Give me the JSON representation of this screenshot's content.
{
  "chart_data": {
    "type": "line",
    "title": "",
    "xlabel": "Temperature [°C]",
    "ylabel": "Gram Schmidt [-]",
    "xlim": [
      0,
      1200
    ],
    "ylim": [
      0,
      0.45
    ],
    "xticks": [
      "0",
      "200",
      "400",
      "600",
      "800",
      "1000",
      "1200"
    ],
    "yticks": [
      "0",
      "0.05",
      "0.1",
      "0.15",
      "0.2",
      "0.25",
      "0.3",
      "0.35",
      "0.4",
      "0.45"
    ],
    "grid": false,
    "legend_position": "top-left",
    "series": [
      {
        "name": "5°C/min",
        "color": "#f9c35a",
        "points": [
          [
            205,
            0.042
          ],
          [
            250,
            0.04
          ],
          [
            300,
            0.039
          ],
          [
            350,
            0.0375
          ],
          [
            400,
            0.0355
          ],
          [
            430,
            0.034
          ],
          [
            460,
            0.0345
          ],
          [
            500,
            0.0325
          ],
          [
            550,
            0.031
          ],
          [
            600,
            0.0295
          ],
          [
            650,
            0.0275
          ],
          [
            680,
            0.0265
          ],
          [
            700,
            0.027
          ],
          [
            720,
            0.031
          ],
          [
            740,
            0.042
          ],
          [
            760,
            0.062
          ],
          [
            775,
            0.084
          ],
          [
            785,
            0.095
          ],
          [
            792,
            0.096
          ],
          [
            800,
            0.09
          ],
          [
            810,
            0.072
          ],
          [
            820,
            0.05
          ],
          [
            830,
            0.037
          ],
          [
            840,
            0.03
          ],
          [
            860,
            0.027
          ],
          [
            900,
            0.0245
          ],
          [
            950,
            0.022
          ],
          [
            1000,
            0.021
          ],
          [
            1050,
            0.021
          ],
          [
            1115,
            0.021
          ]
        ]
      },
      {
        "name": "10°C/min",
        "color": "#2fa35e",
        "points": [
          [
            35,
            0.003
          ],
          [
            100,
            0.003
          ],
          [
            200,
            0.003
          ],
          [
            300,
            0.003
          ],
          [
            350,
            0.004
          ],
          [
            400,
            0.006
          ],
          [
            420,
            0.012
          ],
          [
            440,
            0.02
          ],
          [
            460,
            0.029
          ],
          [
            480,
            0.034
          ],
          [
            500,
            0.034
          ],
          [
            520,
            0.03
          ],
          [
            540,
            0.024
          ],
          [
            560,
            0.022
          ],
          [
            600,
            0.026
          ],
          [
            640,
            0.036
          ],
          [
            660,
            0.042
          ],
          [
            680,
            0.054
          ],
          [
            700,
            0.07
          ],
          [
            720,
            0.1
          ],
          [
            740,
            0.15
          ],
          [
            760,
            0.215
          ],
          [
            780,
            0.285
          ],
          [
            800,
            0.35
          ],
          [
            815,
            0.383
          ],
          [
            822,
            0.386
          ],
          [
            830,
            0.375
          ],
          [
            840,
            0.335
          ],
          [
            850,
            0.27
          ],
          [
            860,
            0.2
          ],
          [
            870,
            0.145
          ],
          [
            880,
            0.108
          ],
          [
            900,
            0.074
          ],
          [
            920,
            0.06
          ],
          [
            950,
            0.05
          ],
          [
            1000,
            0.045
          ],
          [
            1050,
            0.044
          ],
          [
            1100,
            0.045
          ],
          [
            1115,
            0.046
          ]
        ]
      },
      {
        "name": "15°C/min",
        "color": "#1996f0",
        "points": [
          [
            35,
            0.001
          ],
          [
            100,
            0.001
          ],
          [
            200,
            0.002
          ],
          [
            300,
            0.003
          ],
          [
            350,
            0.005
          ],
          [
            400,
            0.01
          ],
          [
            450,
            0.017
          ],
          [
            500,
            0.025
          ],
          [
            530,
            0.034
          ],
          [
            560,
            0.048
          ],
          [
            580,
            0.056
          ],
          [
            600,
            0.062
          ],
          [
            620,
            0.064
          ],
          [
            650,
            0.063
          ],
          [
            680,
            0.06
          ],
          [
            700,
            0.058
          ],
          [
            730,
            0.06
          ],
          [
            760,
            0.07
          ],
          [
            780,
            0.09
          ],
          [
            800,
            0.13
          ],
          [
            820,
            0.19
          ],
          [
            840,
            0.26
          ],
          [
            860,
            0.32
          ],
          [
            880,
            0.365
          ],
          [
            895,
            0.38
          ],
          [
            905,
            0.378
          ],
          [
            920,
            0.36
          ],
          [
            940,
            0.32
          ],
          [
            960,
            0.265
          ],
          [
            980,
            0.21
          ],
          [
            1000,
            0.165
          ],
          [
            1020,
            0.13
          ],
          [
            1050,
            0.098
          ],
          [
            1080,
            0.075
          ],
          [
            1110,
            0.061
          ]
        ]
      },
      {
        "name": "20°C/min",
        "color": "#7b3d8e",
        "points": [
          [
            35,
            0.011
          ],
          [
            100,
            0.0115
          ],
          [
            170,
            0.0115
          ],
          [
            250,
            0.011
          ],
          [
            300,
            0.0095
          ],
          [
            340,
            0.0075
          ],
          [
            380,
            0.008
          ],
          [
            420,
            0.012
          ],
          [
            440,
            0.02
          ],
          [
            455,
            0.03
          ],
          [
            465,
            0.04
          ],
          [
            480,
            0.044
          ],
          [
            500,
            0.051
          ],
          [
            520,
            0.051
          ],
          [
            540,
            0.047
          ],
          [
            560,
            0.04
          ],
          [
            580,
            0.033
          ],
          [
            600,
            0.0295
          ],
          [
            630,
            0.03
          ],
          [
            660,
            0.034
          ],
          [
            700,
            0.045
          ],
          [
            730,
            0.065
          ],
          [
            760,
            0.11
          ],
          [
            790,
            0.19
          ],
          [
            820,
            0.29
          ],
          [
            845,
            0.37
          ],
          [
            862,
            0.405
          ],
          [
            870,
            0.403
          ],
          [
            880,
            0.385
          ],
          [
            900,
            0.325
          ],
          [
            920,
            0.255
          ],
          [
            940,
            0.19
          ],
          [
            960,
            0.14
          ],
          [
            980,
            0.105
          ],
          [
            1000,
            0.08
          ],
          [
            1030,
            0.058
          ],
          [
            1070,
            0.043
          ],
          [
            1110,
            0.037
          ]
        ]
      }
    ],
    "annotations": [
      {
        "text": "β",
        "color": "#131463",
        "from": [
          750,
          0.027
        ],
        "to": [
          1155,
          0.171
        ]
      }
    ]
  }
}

○ ○ ○ ○ ○ ○ ○

Task to complete
Reproduce the data in full, exactly as presented.

Response to this exercise
Give me the JSON representation of this screenshot's content.
{
  "chart_data": {
    "type": "line",
    "title": "",
    "xlabel": "Temperature [°C]",
    "ylabel": "Gram Schmidt [-]",
    "xlim": [
      0,
      1200
    ],
    "ylim": [
      0,
      0.45
    ],
    "xticks": [
      "0",
      "200",
      "400",
      "600",
      "800",
      "1000",
      "1200"
    ],
    "yticks": [
      "0",
      "0.05",
      "0.1",
      "0.15",
      "0.2",
      "0.25",
      "0.3",
      "0.35",
      "0.4",
      "0.45"
    ],
    "grid": false,
    "legend_position": "top-left",
    "series": [
      {
        "name": "5°C/min",
        "color": "#f9c35a",
        "points": [
          [
            205,
            0.042
          ],
          [
            250,
            0.04
          ],
          [
            300,
            0.039
          ],
          [
            350,
            0.0375
          ],
          [
            400,
            0.0355
          ],
          [
            430,
            0.034
          ],
          [
            460,
            0.0345
          ],
          [
            500,
            0.0325
          ],
          [
            550,
            0.031
          ],
          [
            600,
            0.0295
          ],
          [
            650,
            0.0275
          ],
          [
            680,
            0.0265
          ],
          [
            700,
            0.027
          ],
          [
            720,
            0.031
          ],
          [
            740,
            0.042
          ],
          [
            760,
            0.062
          ],
          [
            775,
            0.084
          ],
          [
            785,
            0.095
          ],
          [
            792,
            0.096
          ],
          [
            800,
            0.09
          ],
          [
            810,
            0.072
          ],
          [
            820,
            0.05
          ],
          [
            830,
            0.037
          ],
          [
            840,
            0.03
          ],
          [
            860,
            0.027
          ],
          [
            900,
            0.0245
          ],
          [
            950,
            0.022
          ],
          [
            1000,
            0.021
          ],
          [
            1050,
            0.021
          ],
          [
            1115,
            0.021
          ]
        ]
      },
      {
        "name": "10°C/min",
        "color": "#2fa35e",
        "points": [
          [
            35,
            0.003
          ],
          [
            100,
            0.003
          ],
          [
            200,
            0.003
          ],
          [
            300,
            0.003
          ],
          [
            350,
            0.004
          ],
          [
            400,
            0.006
          ],
          [
            420,
            0.012
          ],
          [
            440,
            0.02
          ],
          [
            460,
            0.029
          ],
          [
            480,
            0.034
          ],
          [
            500,
            0.034
          ],
          [
            520,
            0.03
          ],
          [
            540,
            0.024
          ],
          [
            560,
            0.022
          ],
          [
            600,
            0.026
          ],
          [
            640,
            0.036
          ],
          [
            660,
            0.042
          ],
          [
            680,
            0.054
          ],
          [
            700,
            0.07
          ],
          [
            720,
            0.1
          ],
          [
            740,
            0.15
          ],
          [
            760,
            0.215
          ],
          [
            780,
            0.285
          ],
          [
            800,
            0.35
          ],
          [
            815,
            0.383
          ],
          [
            822,
            0.386
          ],
          [
            830,
            0.375
          ],
          [
            840,
            0.335
          ],
          [
            850,
            0.27
          ],
          [
            860,
            0.2
          ],
          [
            870,
            0.145
          ],
          [
            880,
            0.108
          ],
          [
            900,
            0.074
          ],
          [
            920,
            0.06
          ],
          [
            950,
            0.05
          ],
          [
            1000,
            0.045
          ],
          [
            1050,
            0.044
          ],
          [
            1100,
            0.045
          ],
          [
            1115,
            0.046
          ]
        ]
      },
      {
        "name": "15°C/min",
        "color": "#1996f0",
        "points": [
          [
            35,
            0.001
          ],
          [
            100,
            0.001
          ],
          [
            200,
            0.002
          ],
          [
            300,
            0.003
          ],
          [
            350,
            0.005
          ],
          [
            400,
            0.01
          ],
          [
            450,
            0.017
          ],
          [
            500,
            0.025
          ],
          [
            530,
            0.034
          ],
          [
            560,
            0.048
          ],
          [
            580,
            0.056
          ],
          [
            600,
            0.062
          ],
          [
            620,
            0.064
          ],
          [
            650,
            0.063
          ],
          [
            680,
            0.06
          ],
          [
            700,
            0.058
          ],
          [
            730,
            0.06
          ],
          [
            760,
            0.07
          ],
          [
            780,
            0.09
          ],
          [
            800,
            0.13
          ],
          [
            820,
            0.19
          ],
          [
            840,
            0.26
          ],
          [
            860,
            0.32
          ],
          [
            880,
            0.365
          ],
          [
            895,
            0.38
          ],
          [
            905,
            0.378
          ],
          [
            920,
            0.36
          ],
          [
            940,
            0.32
          ],
          [
            960,
            0.265
          ],
          [
            980,
            0.21
          ],
          [
            1000,
            0.165
          ],
          [
            1020,
            0.13
          ],
          [
            1050,
            0.098
          ],
          [
            1080,
            0.075
          ],
          [
            1110,
            0.061
          ]
        ]
      },
      {
        "name": "20°C/min",
        "color": "#7b3d8e",
        "points": [
          [
            35,
            0.011
          ],
          [
            100,
            0.0115
          ],
          [
            170,
            0.0115
          ],
          [
            250,
            0.011
          ],
          [
            300,
            0.0095
          ],
          [
            340,
            0.0075
          ],
          [
            380,
            0.008
          ],
          [
            420,
            0.012
          ],
          [
            440,
            0.02
          ],
          [
            455,
            0.03
          ],
          [
            465,
            0.04
          ],
          [
            480,
            0.044
          ],
          [
            500,
            0.051
          ],
          [
            520,
            0.051
          ],
          [
            540,
            0.047
          ],
          [
            560,
            0.04
          ],
          [
            580,
            0.033
          ],
          [
            600,
            0.0295
          ],
          [
            630,
            0.03
          ],
          [
            660,
            0.034
          ],
          [
            700,
            0.045
          ],
          [
            730,
            0.065
          ],
          [
            760,
            0.11
          ],
          [
            790,
            0.19
          ],
          [
            820,
            0.29
          ],
          [
            845,
            0.37
          ],
          [
            862,
            0.405
          ],
          [
            870,
            0.403
          ],
          [
            880,
            0.385
          ],
          [
            900,
            0.325
          ],
          [
            920,
            0.255
          ],
          [
            940,
            0.19
          ],
          [
            960,
            0.14
          ],
          [
            980,
            0.105
          ],
          [
            1000,
            0.08
          ],
          [
            1030,
            0.058
          ],
          [
            1070,
            0.043
          ],
          [
            1110,
            0.037
          ]
        ]
      }
    ],
    "annotations": [
      {
        "text": "β",
        "color": "#131463",
        "from": [
          750,
          0.027
        ],
        "to": [
          1155,
          0.171
        ]
      }
    ]
  }
}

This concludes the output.